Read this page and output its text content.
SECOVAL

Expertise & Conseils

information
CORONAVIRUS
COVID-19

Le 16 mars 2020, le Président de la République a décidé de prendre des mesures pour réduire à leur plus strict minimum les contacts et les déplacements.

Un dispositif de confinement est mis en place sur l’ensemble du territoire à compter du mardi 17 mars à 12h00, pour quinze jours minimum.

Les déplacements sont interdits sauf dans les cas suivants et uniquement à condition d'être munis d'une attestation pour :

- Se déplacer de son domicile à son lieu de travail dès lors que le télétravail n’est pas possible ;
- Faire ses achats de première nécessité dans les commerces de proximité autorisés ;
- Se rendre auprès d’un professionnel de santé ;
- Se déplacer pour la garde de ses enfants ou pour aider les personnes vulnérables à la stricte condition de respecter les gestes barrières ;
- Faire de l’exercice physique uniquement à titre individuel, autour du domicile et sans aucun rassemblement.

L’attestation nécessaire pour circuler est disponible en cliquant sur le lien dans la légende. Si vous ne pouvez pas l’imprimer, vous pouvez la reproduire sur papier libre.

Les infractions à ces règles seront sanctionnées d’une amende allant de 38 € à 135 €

------------------------------------

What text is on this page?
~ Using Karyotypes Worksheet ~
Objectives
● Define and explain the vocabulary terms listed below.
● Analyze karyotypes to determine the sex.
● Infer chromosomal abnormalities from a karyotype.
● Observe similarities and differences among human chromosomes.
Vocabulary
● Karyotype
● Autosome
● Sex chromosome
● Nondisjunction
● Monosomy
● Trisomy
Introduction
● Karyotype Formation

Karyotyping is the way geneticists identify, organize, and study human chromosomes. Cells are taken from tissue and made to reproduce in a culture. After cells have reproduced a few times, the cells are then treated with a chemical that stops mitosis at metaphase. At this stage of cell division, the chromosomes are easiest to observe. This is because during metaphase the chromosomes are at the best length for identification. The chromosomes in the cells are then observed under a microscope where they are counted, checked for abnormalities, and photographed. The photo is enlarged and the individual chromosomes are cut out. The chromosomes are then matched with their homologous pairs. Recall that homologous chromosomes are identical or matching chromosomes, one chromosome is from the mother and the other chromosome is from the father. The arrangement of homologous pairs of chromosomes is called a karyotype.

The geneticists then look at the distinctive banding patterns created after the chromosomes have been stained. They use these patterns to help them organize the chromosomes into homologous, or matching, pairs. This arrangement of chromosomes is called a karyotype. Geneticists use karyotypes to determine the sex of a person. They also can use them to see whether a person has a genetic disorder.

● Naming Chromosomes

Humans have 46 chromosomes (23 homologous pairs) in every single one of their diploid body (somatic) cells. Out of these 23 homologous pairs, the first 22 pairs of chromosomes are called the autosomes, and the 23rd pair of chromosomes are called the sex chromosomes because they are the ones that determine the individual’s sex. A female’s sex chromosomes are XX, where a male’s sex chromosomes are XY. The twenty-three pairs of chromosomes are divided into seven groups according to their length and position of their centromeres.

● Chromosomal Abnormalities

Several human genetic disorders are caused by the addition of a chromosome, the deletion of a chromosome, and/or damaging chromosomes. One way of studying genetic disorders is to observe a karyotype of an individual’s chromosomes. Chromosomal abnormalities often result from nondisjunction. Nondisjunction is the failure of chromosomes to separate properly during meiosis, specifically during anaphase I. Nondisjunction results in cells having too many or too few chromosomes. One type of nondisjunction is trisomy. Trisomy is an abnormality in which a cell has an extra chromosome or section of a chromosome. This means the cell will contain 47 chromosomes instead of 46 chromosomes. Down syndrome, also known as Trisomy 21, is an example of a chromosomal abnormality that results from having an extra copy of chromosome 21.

------------------------------------

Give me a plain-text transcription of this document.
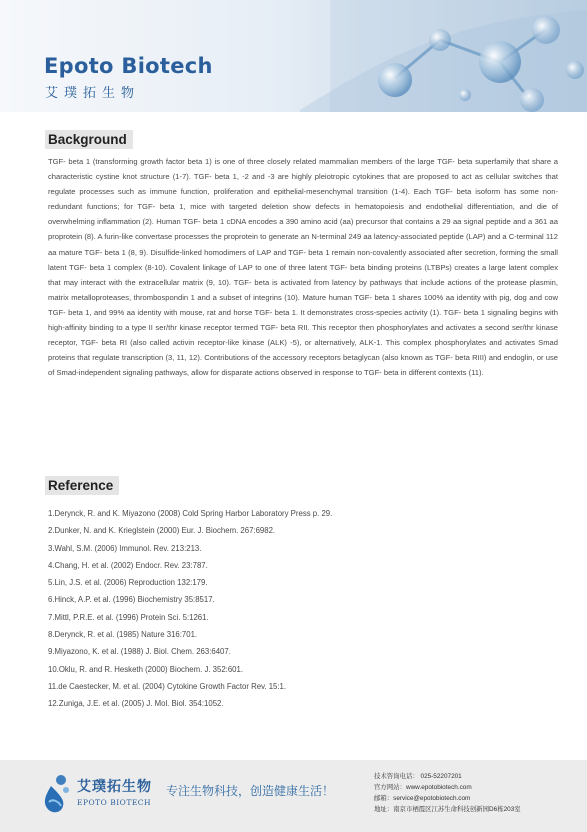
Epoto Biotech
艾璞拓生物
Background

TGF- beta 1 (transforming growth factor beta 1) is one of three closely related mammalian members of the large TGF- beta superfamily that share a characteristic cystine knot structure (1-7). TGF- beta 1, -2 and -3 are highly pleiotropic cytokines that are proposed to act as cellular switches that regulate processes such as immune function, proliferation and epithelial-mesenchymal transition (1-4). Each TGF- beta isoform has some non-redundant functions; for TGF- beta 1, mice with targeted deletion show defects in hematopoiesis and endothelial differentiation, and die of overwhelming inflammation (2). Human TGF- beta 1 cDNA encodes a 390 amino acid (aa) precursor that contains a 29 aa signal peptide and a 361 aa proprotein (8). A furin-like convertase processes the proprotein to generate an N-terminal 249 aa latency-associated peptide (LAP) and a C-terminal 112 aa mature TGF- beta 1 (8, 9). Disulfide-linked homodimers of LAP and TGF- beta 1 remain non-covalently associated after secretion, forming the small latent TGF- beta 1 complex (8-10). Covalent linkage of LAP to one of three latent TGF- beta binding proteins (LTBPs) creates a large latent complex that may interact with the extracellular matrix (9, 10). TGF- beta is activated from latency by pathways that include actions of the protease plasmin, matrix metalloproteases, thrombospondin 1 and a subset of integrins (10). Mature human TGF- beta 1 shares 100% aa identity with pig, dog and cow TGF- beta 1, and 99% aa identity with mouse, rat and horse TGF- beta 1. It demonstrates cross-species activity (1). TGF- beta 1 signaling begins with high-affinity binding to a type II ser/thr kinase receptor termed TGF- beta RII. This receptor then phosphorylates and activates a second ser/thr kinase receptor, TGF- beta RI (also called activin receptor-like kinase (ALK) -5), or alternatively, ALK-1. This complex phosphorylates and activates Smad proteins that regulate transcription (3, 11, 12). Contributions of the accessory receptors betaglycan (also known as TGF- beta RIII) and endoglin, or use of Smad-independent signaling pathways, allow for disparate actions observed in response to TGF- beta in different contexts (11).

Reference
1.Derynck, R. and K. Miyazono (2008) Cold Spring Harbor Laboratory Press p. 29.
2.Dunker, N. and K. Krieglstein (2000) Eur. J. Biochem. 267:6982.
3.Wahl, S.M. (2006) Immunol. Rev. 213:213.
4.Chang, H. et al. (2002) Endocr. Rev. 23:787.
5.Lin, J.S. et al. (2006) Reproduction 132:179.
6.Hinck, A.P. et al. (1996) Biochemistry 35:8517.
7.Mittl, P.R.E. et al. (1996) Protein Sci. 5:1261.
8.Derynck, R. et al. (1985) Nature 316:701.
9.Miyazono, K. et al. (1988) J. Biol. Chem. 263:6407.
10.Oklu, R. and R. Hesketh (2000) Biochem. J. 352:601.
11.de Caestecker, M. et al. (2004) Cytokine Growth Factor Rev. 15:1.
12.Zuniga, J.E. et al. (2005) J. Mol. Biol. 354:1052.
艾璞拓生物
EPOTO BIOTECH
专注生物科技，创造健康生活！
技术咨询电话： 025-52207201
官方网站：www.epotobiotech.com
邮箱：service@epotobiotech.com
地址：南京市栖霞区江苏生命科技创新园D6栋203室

------------------------------------

Lines holding "Derynck": give how many there are in the entries above, and nothing more.

#### Task output
2